# start of Supplied entries
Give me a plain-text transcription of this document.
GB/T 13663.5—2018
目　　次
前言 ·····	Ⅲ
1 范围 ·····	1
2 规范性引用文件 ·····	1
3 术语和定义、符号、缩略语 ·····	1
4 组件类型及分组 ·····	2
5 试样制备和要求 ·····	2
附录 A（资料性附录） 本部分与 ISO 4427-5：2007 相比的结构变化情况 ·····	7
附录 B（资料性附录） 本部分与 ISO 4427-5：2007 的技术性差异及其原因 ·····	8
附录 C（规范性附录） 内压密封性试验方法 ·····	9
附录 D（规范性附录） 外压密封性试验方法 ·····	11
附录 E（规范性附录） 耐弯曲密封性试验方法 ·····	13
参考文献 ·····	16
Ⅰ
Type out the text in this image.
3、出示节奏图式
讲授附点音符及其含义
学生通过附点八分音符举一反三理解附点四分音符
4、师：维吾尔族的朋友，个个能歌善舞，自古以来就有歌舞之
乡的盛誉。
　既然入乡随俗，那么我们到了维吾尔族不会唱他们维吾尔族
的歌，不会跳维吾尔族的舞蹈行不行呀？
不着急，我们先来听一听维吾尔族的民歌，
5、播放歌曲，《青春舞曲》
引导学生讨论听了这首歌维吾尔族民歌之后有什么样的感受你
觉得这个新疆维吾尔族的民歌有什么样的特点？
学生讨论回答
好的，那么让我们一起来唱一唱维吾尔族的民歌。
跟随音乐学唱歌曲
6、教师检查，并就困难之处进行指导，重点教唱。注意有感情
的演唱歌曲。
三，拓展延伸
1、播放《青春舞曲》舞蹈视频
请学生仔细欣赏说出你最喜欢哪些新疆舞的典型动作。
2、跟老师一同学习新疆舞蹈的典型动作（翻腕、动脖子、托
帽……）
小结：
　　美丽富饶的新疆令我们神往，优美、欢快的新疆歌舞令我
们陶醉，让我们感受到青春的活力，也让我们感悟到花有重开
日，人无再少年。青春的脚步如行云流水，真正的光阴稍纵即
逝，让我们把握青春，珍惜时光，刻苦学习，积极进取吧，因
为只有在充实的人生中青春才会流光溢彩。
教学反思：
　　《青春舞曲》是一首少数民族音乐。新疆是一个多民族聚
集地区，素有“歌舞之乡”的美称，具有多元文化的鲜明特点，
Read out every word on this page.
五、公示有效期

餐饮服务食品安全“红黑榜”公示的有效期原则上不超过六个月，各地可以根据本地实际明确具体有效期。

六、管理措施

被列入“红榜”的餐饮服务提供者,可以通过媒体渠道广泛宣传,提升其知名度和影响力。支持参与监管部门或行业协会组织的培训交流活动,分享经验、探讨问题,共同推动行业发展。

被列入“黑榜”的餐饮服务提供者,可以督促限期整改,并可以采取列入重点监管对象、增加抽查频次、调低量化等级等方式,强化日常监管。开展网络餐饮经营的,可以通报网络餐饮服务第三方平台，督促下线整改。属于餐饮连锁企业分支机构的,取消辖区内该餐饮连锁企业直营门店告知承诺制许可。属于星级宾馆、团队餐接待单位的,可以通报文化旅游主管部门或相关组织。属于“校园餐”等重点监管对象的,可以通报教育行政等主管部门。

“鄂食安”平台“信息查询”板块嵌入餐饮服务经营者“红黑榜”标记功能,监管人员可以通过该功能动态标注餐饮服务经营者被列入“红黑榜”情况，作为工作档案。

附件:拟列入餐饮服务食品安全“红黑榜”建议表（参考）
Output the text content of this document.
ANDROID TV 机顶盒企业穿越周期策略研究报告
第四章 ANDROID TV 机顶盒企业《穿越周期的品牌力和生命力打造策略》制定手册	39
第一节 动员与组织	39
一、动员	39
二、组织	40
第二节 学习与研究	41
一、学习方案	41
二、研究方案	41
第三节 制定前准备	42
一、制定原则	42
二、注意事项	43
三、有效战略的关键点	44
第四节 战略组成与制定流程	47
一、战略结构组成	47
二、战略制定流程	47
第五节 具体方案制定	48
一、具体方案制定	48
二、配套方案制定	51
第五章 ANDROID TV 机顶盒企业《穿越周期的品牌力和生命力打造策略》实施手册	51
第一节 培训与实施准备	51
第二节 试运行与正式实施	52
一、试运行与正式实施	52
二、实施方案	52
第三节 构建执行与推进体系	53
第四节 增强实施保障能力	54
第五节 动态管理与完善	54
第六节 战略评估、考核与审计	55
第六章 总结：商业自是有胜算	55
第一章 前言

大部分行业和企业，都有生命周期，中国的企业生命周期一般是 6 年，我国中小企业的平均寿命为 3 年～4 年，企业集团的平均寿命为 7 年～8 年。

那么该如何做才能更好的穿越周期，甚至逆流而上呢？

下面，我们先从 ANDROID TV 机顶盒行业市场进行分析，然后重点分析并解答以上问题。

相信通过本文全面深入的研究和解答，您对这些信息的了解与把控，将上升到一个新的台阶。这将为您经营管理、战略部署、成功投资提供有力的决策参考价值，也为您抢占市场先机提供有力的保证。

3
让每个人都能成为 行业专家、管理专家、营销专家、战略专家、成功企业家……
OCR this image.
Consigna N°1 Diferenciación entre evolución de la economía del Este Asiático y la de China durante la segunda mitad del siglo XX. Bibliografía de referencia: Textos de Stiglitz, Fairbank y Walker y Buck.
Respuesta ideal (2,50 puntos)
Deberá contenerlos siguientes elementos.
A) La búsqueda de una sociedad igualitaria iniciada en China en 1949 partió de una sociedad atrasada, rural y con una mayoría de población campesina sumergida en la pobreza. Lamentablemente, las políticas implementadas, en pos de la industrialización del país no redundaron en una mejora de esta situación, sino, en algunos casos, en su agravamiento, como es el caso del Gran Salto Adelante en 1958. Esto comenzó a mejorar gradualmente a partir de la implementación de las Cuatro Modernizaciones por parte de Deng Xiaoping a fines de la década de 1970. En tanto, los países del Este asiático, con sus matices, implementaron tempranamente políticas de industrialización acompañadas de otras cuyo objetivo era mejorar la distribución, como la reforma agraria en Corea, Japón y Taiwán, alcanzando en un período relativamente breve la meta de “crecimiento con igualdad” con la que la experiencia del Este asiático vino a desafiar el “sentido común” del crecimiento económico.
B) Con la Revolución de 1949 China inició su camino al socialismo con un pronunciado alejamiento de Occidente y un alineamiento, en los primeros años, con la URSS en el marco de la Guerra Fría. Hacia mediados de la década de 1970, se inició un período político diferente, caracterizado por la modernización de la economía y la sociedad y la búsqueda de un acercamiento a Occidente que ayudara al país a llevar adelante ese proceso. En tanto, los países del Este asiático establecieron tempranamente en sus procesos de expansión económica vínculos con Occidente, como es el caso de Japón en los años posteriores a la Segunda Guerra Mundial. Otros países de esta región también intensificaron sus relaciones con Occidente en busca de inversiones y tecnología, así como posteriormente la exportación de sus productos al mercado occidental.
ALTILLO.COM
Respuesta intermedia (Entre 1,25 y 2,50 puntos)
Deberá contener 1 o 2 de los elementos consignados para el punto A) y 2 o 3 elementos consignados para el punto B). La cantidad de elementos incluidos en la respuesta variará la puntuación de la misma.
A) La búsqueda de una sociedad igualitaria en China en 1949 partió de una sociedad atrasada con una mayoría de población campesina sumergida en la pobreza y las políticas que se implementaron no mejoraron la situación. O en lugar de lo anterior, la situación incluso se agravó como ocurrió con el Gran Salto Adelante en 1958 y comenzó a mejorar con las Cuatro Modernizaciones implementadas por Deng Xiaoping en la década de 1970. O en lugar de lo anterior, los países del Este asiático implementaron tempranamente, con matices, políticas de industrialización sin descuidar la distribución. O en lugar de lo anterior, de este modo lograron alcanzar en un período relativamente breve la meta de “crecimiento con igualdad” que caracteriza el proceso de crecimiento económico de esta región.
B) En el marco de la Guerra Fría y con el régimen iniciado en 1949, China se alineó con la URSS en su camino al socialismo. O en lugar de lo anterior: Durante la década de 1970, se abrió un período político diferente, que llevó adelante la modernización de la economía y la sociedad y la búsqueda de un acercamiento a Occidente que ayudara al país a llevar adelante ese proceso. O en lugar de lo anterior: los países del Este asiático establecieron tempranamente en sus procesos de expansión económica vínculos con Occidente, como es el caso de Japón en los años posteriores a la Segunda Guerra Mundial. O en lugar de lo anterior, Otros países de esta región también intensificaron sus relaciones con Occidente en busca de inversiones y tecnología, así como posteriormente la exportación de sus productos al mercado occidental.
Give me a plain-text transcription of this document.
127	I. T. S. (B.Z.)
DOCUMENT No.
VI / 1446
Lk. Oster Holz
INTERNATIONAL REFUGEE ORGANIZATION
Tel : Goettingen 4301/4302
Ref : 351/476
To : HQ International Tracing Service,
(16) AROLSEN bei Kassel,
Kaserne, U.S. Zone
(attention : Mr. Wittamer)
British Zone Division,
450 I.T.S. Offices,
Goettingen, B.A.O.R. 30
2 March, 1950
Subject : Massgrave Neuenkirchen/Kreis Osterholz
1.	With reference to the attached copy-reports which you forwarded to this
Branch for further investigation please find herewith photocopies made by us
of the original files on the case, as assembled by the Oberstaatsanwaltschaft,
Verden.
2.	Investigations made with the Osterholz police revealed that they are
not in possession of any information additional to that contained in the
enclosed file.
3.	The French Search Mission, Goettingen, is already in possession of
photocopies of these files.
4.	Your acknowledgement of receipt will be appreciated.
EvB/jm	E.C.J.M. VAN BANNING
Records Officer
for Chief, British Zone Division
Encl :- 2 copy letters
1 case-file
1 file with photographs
# end of Supplied entries
> [Work to complete]: Search the listing for the word "industrialización". Copy every line in which it occurs.

> [Answer to this exercise]:
A) La búsqueda de una sociedad igualitaria iniciada en China en 1949 partió de una sociedad atrasada, rural y con una mayoría de población campesina sumergida en la pobreza. Lamentablemente, las políticas implementadas, en pos de la industrialización del país no redundaron en una mejora de esta situación, sino, en algunos casos, en su agravamiento, como es el caso del Gran Salto Adelante en 1958. Esto comenzó a mejorar gradualmente a partir de la implementación de las Cuatro Modernizaciones por parte de Deng Xiaoping a fines de la década de 1970. En tanto, los países del Este asiático, con sus matices, implementaron tempranamente políticas de industrialización acompañadas de otras cuyo objetivo era mejorar la distribución, como la reforma agraria en Corea, Japón y Taiwán, alcanzando en un período relativamente breve la meta de “crecimiento con igualdad” con la que la experiencia del Este asiático vino a desafiar el “sentido común” del crecimiento económico.
A) La búsqueda de una sociedad igualitaria en China en 1949 partió de una sociedad atrasada con una mayoría de población campesina sumergida en la pobreza y las políticas que se implementaron no mejoraron la situación. O en lugar de lo anterior, la situación incluso se agravó como ocurrió con el Gran Salto Adelante en 1958 y comenzó a mejorar con las Cuatro Modernizaciones implementadas por Deng Xiaoping en la década de 1970. O en lugar de lo anterior, los países del Este asiático implementaron tempranamente, con matices, políticas de industrialización sin descuidar la distribución. O en lugar de lo anterior, de este modo lograron alcanzar en un período relativamente breve la meta de “crecimiento con igualdad” que caracteriza el proceso de crecimiento económico de esta región.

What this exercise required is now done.